[Stored records]
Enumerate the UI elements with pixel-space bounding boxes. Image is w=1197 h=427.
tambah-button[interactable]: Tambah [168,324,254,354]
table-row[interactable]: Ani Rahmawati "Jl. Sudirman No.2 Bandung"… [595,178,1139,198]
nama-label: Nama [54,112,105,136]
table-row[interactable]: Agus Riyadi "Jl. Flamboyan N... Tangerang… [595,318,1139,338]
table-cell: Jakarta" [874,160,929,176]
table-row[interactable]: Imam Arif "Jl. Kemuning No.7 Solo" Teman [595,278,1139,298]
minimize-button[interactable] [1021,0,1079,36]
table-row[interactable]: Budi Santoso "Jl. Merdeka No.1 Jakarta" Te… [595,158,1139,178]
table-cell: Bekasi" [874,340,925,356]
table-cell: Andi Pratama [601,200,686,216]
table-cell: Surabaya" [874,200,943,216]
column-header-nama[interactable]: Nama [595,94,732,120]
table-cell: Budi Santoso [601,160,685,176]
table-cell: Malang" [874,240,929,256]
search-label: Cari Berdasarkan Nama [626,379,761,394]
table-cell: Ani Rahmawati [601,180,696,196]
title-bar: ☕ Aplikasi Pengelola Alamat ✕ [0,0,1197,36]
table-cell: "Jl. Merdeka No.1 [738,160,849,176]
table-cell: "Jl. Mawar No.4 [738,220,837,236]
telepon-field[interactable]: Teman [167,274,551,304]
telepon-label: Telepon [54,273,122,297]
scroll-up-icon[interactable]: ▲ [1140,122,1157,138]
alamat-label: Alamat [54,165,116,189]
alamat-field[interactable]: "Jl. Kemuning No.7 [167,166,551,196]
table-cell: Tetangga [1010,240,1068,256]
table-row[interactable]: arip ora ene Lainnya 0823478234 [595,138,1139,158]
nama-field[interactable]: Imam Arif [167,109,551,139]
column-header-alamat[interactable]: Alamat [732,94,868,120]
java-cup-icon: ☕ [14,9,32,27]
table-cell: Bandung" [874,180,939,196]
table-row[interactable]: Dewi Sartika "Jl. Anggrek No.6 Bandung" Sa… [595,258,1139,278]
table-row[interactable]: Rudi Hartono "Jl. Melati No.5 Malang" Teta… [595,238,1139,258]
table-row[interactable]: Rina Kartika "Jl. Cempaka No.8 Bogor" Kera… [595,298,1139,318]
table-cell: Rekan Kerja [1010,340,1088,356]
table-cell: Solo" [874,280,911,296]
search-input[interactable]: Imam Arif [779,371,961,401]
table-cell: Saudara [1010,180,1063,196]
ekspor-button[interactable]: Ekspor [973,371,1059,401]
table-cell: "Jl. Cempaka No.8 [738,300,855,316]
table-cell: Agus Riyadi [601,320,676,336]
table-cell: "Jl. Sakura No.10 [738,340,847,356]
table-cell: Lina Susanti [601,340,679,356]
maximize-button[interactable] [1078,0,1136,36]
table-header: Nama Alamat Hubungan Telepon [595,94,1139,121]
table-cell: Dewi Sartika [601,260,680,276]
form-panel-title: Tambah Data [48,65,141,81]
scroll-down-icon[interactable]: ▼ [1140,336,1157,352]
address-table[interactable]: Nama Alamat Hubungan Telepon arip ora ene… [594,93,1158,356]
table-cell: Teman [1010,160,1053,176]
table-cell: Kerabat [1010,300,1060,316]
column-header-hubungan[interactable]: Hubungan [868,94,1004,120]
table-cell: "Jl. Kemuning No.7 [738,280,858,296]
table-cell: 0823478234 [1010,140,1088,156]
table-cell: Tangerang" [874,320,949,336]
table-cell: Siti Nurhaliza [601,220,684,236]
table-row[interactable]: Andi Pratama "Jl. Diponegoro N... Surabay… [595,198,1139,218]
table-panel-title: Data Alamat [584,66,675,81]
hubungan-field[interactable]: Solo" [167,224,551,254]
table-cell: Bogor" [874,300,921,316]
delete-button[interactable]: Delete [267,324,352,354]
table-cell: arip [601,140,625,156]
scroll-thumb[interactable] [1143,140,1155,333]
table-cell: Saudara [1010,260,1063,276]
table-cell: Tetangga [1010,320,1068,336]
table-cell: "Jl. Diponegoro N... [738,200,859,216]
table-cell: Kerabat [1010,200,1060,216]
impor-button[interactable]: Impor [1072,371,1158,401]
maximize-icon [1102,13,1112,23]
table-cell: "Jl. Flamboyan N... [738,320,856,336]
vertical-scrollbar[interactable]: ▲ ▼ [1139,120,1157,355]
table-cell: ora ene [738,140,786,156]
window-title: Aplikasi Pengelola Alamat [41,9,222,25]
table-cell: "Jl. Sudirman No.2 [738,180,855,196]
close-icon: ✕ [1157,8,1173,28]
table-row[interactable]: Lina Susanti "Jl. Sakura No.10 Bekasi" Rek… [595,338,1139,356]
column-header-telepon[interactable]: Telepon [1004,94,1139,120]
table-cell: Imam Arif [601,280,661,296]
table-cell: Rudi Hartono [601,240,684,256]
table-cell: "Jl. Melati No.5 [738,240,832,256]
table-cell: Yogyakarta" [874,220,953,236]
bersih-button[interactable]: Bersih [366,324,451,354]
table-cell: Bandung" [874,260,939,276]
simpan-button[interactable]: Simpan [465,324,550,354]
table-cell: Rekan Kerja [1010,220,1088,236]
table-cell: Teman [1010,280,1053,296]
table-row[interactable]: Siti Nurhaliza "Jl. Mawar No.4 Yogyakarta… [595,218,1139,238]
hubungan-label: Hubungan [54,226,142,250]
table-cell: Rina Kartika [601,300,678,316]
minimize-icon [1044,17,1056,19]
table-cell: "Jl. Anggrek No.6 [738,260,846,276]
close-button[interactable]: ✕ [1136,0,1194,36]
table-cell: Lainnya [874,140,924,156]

§ AIM OF THE EXERCISE
Rename "table-row" to "list-row" throughout the listing, from its first line up to and including the line with "column-header-nama[interactable]: Nama [595,94,732,120]", and reproduce only those lines with everything else unchanged.

§ ANSWER TO THIS PROBLEM
Enumerate the UI elements with pixel-space bounding boxes. Image is w=1197 h=427.
tambah-button[interactable]: Tambah [168,324,254,354]
list-row[interactable]: Ani Rahmawati "Jl. Sudirman No.2 Bandung"… [595,178,1139,198]
nama-label: Nama [54,112,105,136]
list-row[interactable]: Agus Riyadi "Jl. Flamboyan N... Tangerang… [595,318,1139,338]
table-cell: Jakarta" [874,160,929,176]
list-row[interactable]: Imam Arif "Jl. Kemuning No.7 Solo" Teman [595,278,1139,298]
minimize-button[interactable] [1021,0,1079,36]
list-row[interactable]: Budi Santoso "Jl. Merdeka No.1 Jakarta" Te… [595,158,1139,178]
table-cell: Bekasi" [874,340,925,356]
table-cell: Andi Pratama [601,200,686,216]
table-cell: Surabaya" [874,200,943,216]
column-header-nama[interactable]: Nama [595,94,732,120]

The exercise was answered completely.